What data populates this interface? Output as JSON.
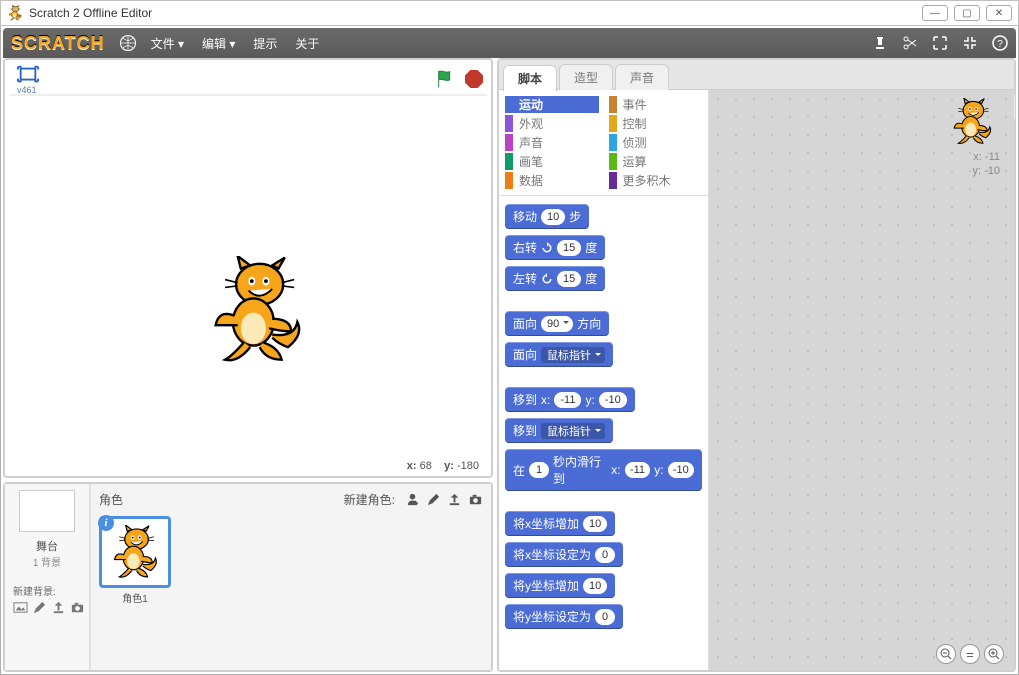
{
  "window": {
    "title": "Scratch 2 Offline Editor"
  },
  "menubar": {
    "logo": "SCRATCH",
    "items": [
      "文件 ▾",
      "编辑 ▾",
      "提示",
      "关于"
    ]
  },
  "stage": {
    "view_label": "v461",
    "coord_x_label": "x:",
    "coord_x": "68",
    "coord_y_label": "y:",
    "coord_y": "-180"
  },
  "backdrop": {
    "stage_label": "舞台",
    "count_label": "1 背景",
    "new_label": "新建背景:"
  },
  "sprites": {
    "panel_title": "角色",
    "new_label": "新建角色:",
    "items": [
      {
        "name": "角色1"
      }
    ]
  },
  "tabs": [
    "脚本",
    "造型",
    "声音"
  ],
  "categories": [
    {
      "name": "运动",
      "color": "#4a6cd4",
      "selected": true
    },
    {
      "name": "事件",
      "color": "#c88330"
    },
    {
      "name": "外观",
      "color": "#8a55d7"
    },
    {
      "name": "控制",
      "color": "#e1a91a"
    },
    {
      "name": "声音",
      "color": "#bb42c3"
    },
    {
      "name": "侦测",
      "color": "#2ca5e2"
    },
    {
      "name": "画笔",
      "color": "#0e9a6c"
    },
    {
      "name": "运算",
      "color": "#5cb712"
    },
    {
      "name": "数据",
      "color": "#ee7d16"
    },
    {
      "name": "更多积木",
      "color": "#632d99"
    }
  ],
  "blocks": {
    "move": {
      "pre": "移动",
      "val": "10",
      "post": "步"
    },
    "turn_cw": {
      "pre": "右转",
      "val": "15",
      "post": "度"
    },
    "turn_ccw": {
      "pre": "左转",
      "val": "15",
      "post": "度"
    },
    "point_dir": {
      "pre": "面向",
      "val": "90",
      "post": "方向"
    },
    "point_to": {
      "pre": "面向",
      "dd": "鼠标指针"
    },
    "goto_xy": {
      "pre": "移到",
      "xl": "x:",
      "x": "-11",
      "yl": "y:",
      "y": "-10"
    },
    "goto": {
      "pre": "移到",
      "dd": "鼠标指针"
    },
    "glide": {
      "pre": "在",
      "sec": "1",
      "mid": "秒内滑行到",
      "xl": "x:",
      "x": "-11",
      "yl": "y:",
      "y": "-10"
    },
    "change_x": {
      "pre": "将x坐标增加",
      "val": "10"
    },
    "set_x": {
      "pre": "将x坐标设定为",
      "val": "0"
    },
    "change_y": {
      "pre": "将y坐标增加",
      "val": "10"
    },
    "set_y": {
      "pre": "将y坐标设定为",
      "val": "0"
    }
  },
  "scripts_area": {
    "x_label": "x:",
    "x": "-11",
    "y_label": "y:",
    "y": "-10"
  }
}
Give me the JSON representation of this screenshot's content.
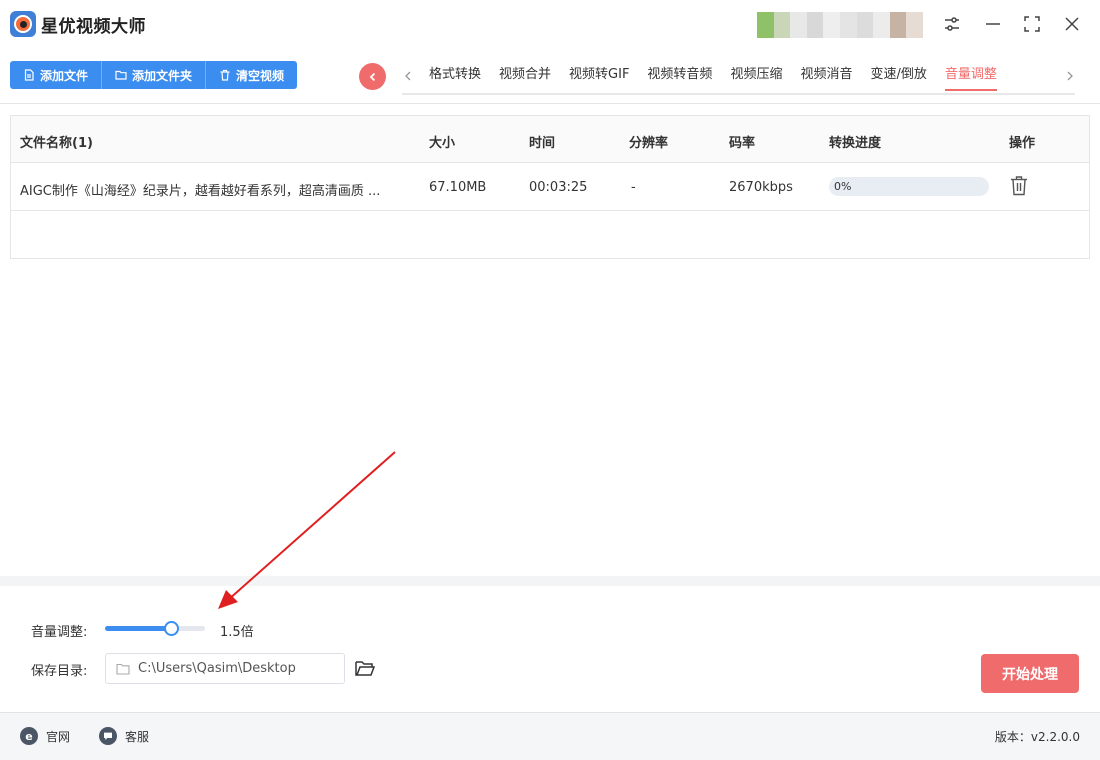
{
  "app": {
    "title": "星优视频大师"
  },
  "toolbar": {
    "buttons": [
      {
        "label": "添加文件",
        "icon": "file-icon"
      },
      {
        "label": "添加文件夹",
        "icon": "folder-icon"
      },
      {
        "label": "清空视频",
        "icon": "trash-icon"
      }
    ]
  },
  "tabs": [
    {
      "label": "格式转换"
    },
    {
      "label": "视频合并"
    },
    {
      "label": "视频转GIF"
    },
    {
      "label": "视频转音频"
    },
    {
      "label": "视频压缩"
    },
    {
      "label": "视频消音"
    },
    {
      "label": "变速/倒放"
    },
    {
      "label": "音量调整",
      "active": true
    }
  ],
  "table": {
    "headers": {
      "name": "文件名称(1)",
      "size": "大小",
      "time": "时间",
      "resolution": "分辨率",
      "bitrate": "码率",
      "progress": "转换进度",
      "action": "操作"
    },
    "rows": [
      {
        "name": "AIGC制作《山海经》纪录片，越看越好看系列，超高清画质 ...",
        "size": "67.10MB",
        "time": "00:03:25",
        "resolution": "-",
        "bitrate": "2670kbps",
        "progress_text": "0%",
        "progress": 0
      }
    ]
  },
  "settings": {
    "volume_label": "音量调整:",
    "volume_value_text": "1.5倍",
    "volume_fraction": 0.67,
    "save_dir_label": "保存目录:",
    "save_dir_value": "C:\\Users\\Qasim\\Desktop",
    "start_button": "开始处理"
  },
  "footer": {
    "website": "官网",
    "website_icon_letter": "e",
    "support": "客服",
    "version": "版本：v2.2.0.0"
  },
  "colors": {
    "accent_blue": "#3b8ef0",
    "accent_red": "#f06b6b",
    "annotation_red": "#e02020"
  }
}
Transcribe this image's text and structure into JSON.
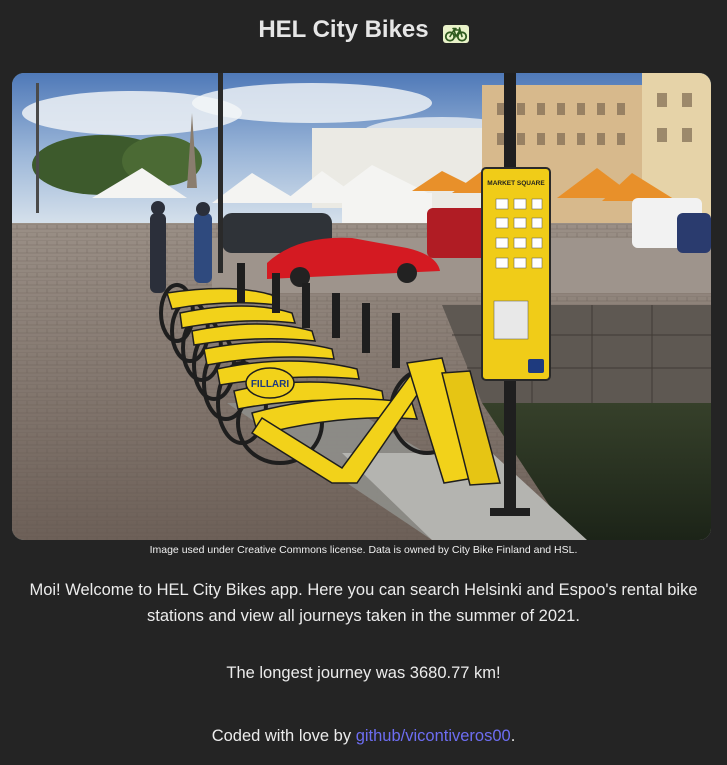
{
  "header": {
    "title": "HEL City Bikes",
    "icon": "bicycle-icon"
  },
  "hero": {
    "image_alt": "Yellow city bikes docked at Market Square, Helsinki",
    "station_sign": "MARKET SQUARE",
    "bike_brand": "FILLARI",
    "caption": "Image used under Creative Commons license. Data is owned by City Bike Finland and HSL."
  },
  "intro": {
    "text": "Moi! Welcome to HEL City Bikes app. Here you can search Helsinki and Espoo's rental bike stations and view all journeys taken in the summer of 2021."
  },
  "stats": {
    "longest_journey": "The longest journey was 3680.77 km!"
  },
  "footer": {
    "prefix": "Coded with love by ",
    "link_text": "github/vicontiveros00",
    "suffix": "."
  },
  "colors": {
    "background": "#242424",
    "link": "#6d6df2",
    "bike_yellow": "#f2d21a"
  }
}
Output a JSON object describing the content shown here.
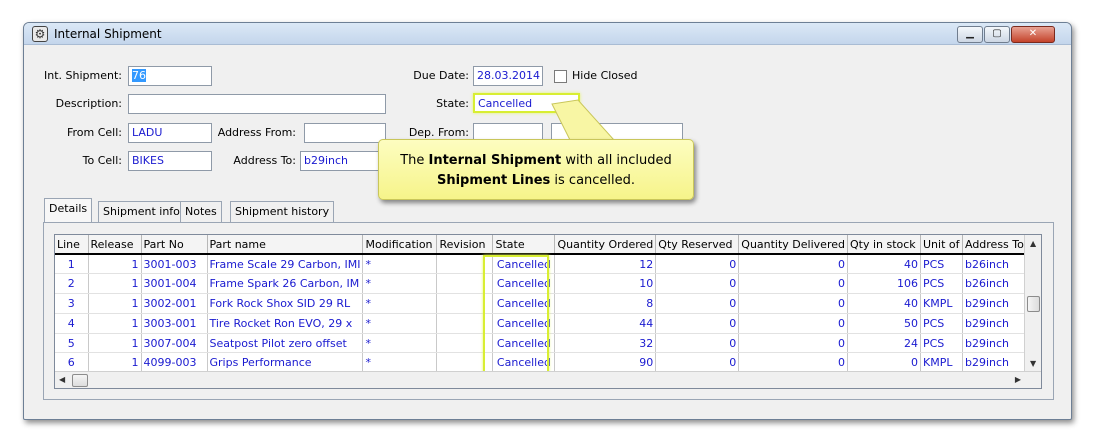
{
  "window": {
    "title": "Internal Shipment"
  },
  "form": {
    "int_shipment_label": "Int. Shipment:",
    "int_shipment_value": "76",
    "due_date_label": "Due Date:",
    "due_date_value": "28.03.2014",
    "hide_closed_label": "Hide Closed",
    "description_label": "Description:",
    "description_value": "",
    "state_label": "State:",
    "state_value": "Cancelled",
    "from_cell_label": "From Cell:",
    "from_cell_value": "LADU",
    "address_from_label": "Address From:",
    "address_from_value": "",
    "dep_from_label": "Dep. From:",
    "to_cell_label": "To Cell:",
    "to_cell_value": "BIKES",
    "address_to_label": "Address To:",
    "address_to_value": "b29inch"
  },
  "tabs": [
    "Details",
    "Shipment info",
    "Notes",
    "Shipment history"
  ],
  "grid": {
    "columns": [
      "Line",
      "Release",
      "Part No",
      "Part name",
      "Modification",
      "Revision",
      "State",
      "Quantity Ordered",
      "Qty Reserved",
      "Quantity Delivered",
      "Qty in stock",
      "Unit of",
      "Address To"
    ],
    "rows": [
      [
        "1",
        "1",
        "3001-003",
        "Frame Scale 29 Carbon, IMI",
        "*",
        "",
        "Cancelled",
        "12",
        "0",
        "0",
        "40",
        "PCS",
        "b26inch"
      ],
      [
        "2",
        "1",
        "3001-004",
        "Frame Spark 26 Carbon, IM",
        "*",
        "",
        "Cancelled",
        "10",
        "0",
        "0",
        "106",
        "PCS",
        "b26inch"
      ],
      [
        "3",
        "1",
        "3002-001",
        "Fork Rock Shox SID 29 RL",
        "*",
        "",
        "Cancelled",
        "8",
        "0",
        "0",
        "40",
        "KMPL",
        "b29inch"
      ],
      [
        "4",
        "1",
        "3003-001",
        "Tire Rocket Ron EVO, 29 x",
        "*",
        "",
        "Cancelled",
        "44",
        "0",
        "0",
        "50",
        "PCS",
        "b29inch"
      ],
      [
        "5",
        "1",
        "3007-004",
        "Seatpost Pilot zero offset",
        "*",
        "",
        "Cancelled",
        "32",
        "0",
        "0",
        "24",
        "PCS",
        "b29inch"
      ],
      [
        "6",
        "1",
        "4099-003",
        "Grips Performance",
        "*",
        "",
        "Cancelled",
        "90",
        "0",
        "0",
        "0",
        "KMPL",
        "b29inch"
      ]
    ]
  },
  "callout": {
    "part1": "The ",
    "bold1": "Internal Shipment",
    "part2": " with all included",
    "bold2": "Shipment Lines",
    "part3": " is cancelled."
  },
  "colors": {
    "value_text": "#1a1ad0",
    "highlight": "#d8ee32",
    "callout_bg": "#f6f48a"
  }
}
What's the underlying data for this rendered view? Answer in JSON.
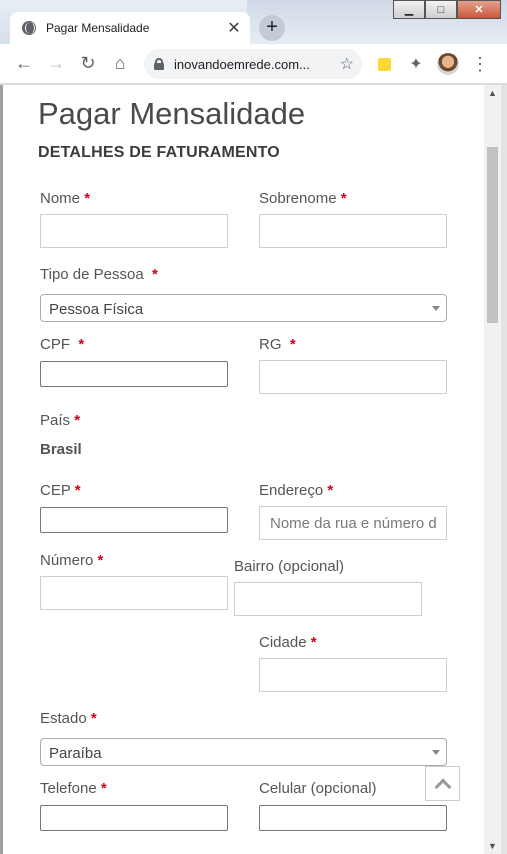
{
  "browser": {
    "tab_title": "Pagar Mensalidade",
    "url": "inovandoemrede.com...",
    "new_tab": "+",
    "tab_close": "✕",
    "back": "←",
    "forward": "→",
    "reload": "↻",
    "home": "⌂",
    "bookmark": "☆",
    "extensions": "✦",
    "menu": "⋮",
    "win_min": "▁",
    "win_max": "□",
    "win_close": "✕"
  },
  "page": {
    "title": "Pagar Mensalidade",
    "section": "DETALHES DE FATURAMENTO",
    "required_mark": "*",
    "fields": {
      "nome": "Nome",
      "sobrenome": "Sobrenome",
      "tipo_pessoa": "Tipo de Pessoa",
      "tipo_pessoa_value": "Pessoa Física",
      "cpf": "CPF",
      "rg": "RG",
      "pais": "País",
      "pais_value": "Brasil",
      "cep": "CEP",
      "endereco": "Endereço",
      "endereco_placeholder": "Nome da rua e número d",
      "numero": "Número",
      "bairro": "Bairro (opcional)",
      "cidade": "Cidade",
      "estado": "Estado",
      "estado_value": "Paraíba",
      "telefone": "Telefone",
      "celular": "Celular (opcional)"
    }
  },
  "icons": [
    "globe-icon",
    "lock-icon",
    "star-icon",
    "sticky-note-icon",
    "puzzle-icon",
    "avatar",
    "menu-icon",
    "scroll-top-icon"
  ]
}
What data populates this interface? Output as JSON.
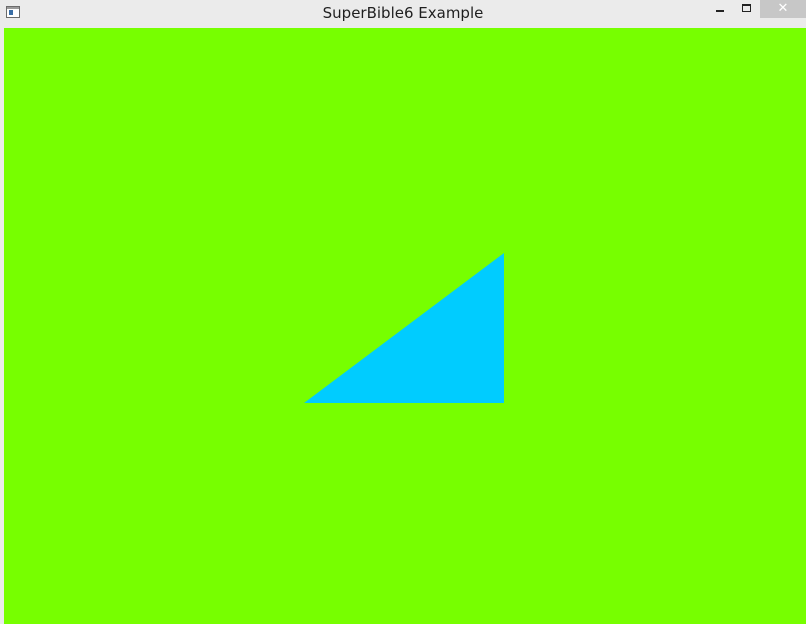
{
  "window": {
    "title": "SuperBible6 Example",
    "close_glyph": "✕",
    "icons": {
      "app": "window-app-icon",
      "minimize": "minimize-icon",
      "maximize": "maximize-icon",
      "close": "close-icon"
    }
  },
  "scene": {
    "background_color": "#77ff00",
    "triangle_color": "#00ccff"
  }
}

Task prompt
Show all lines from the records above where the word "with" occurs.

Correct output
    "prefix": "Coded with love by ",
    "part2": " with all included",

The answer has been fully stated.